▶ **REQUIRED WORK**:
Copy out every line that contains the word "JSON".

___ RECORDS TO PROCESS ___

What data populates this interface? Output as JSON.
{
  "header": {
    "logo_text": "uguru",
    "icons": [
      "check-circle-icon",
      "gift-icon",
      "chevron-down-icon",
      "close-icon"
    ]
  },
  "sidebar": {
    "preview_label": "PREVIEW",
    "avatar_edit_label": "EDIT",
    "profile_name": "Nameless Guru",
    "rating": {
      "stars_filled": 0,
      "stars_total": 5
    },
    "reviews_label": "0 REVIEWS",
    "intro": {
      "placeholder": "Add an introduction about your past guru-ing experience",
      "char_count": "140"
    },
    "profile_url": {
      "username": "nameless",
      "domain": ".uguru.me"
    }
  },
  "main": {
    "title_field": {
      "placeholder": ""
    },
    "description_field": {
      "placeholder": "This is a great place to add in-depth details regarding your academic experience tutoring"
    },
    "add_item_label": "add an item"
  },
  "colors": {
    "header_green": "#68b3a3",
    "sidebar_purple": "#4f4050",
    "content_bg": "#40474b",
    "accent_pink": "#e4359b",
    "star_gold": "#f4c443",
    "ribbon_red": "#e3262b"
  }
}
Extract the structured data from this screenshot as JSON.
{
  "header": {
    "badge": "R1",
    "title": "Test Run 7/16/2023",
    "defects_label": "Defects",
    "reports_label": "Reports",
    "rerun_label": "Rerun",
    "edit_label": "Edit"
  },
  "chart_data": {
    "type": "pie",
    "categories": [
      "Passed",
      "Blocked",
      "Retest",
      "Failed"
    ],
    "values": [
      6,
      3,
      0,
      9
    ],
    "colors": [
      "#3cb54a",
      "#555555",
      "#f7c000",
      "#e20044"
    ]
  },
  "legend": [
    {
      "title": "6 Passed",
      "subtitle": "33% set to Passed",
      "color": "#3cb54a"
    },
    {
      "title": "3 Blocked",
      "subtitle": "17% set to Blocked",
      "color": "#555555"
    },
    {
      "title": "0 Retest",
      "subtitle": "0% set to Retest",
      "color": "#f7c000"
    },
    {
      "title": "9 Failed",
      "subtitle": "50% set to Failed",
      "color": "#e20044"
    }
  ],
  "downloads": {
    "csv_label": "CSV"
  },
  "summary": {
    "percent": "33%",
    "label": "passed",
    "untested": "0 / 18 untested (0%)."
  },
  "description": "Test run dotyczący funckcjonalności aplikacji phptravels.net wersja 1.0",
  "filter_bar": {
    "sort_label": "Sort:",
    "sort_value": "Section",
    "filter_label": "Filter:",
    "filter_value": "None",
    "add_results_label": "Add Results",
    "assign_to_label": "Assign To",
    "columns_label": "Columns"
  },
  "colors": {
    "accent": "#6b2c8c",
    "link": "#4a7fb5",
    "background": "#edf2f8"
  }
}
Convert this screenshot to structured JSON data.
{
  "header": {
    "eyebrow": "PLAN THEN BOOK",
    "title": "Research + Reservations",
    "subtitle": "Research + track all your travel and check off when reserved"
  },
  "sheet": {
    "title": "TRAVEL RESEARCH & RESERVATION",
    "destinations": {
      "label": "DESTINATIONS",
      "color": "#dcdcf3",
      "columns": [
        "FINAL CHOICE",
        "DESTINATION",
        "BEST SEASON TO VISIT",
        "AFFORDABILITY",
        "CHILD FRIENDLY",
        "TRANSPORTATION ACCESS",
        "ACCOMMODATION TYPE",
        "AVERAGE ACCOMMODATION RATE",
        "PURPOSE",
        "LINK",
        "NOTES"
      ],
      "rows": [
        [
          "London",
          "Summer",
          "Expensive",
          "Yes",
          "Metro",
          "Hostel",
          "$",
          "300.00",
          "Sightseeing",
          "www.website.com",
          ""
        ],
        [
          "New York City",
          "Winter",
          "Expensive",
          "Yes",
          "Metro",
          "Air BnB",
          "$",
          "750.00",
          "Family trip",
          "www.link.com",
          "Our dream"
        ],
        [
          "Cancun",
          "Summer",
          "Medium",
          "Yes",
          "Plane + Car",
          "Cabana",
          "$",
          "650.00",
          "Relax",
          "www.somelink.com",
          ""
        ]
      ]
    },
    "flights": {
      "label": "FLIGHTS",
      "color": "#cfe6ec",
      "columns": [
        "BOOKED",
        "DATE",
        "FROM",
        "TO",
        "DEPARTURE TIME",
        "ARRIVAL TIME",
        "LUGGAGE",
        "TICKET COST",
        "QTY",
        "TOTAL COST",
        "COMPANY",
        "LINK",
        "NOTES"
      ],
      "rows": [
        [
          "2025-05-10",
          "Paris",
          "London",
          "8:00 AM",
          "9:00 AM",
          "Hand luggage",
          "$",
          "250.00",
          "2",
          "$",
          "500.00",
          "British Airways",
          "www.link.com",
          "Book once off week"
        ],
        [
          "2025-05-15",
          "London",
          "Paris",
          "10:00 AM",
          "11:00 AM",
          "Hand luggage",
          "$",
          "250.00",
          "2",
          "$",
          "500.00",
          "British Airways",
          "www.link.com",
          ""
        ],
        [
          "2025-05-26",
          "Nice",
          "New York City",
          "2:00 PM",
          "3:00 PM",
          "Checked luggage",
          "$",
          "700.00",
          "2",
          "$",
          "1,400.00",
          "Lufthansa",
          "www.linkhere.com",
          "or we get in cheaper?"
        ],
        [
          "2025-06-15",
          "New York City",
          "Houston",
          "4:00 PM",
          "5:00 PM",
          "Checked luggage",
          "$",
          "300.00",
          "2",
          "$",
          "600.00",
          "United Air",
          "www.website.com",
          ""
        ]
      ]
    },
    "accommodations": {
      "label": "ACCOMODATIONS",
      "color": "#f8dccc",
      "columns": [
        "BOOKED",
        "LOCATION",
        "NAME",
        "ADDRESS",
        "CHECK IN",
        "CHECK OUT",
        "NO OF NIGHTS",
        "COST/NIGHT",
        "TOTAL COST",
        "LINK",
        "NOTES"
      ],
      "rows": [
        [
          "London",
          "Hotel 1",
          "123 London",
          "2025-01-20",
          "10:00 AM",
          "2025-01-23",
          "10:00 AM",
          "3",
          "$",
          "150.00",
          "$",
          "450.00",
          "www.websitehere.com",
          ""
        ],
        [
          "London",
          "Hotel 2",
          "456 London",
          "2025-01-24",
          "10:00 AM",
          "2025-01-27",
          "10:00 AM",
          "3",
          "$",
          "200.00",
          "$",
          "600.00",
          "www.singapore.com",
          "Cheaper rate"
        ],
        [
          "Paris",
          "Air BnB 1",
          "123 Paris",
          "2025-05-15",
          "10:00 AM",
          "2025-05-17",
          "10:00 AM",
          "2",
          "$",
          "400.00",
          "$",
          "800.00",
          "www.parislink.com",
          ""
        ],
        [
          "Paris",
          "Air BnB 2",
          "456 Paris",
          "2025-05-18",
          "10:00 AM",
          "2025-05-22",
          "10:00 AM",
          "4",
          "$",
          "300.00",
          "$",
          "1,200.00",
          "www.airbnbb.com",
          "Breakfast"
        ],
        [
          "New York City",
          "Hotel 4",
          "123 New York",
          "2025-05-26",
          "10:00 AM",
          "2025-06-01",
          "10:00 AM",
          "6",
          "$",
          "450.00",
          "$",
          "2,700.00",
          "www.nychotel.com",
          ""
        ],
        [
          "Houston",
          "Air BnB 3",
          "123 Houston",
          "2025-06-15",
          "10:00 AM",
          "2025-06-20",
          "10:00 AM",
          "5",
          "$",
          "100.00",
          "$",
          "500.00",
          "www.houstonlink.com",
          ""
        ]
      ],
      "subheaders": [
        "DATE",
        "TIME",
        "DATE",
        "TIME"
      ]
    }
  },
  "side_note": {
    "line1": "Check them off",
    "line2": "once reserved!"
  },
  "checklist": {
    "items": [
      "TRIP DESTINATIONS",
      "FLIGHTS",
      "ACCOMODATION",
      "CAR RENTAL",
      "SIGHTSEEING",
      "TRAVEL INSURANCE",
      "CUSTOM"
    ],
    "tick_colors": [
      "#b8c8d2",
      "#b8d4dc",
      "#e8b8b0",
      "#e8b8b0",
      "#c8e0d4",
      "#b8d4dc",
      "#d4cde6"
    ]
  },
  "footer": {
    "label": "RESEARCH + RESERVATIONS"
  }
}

___

▶ **RESULT**:
What data populates this interface? Output as JSON.
Extract the structured data from this screenshot as JSON.
Convert this screenshot to structured JSON data.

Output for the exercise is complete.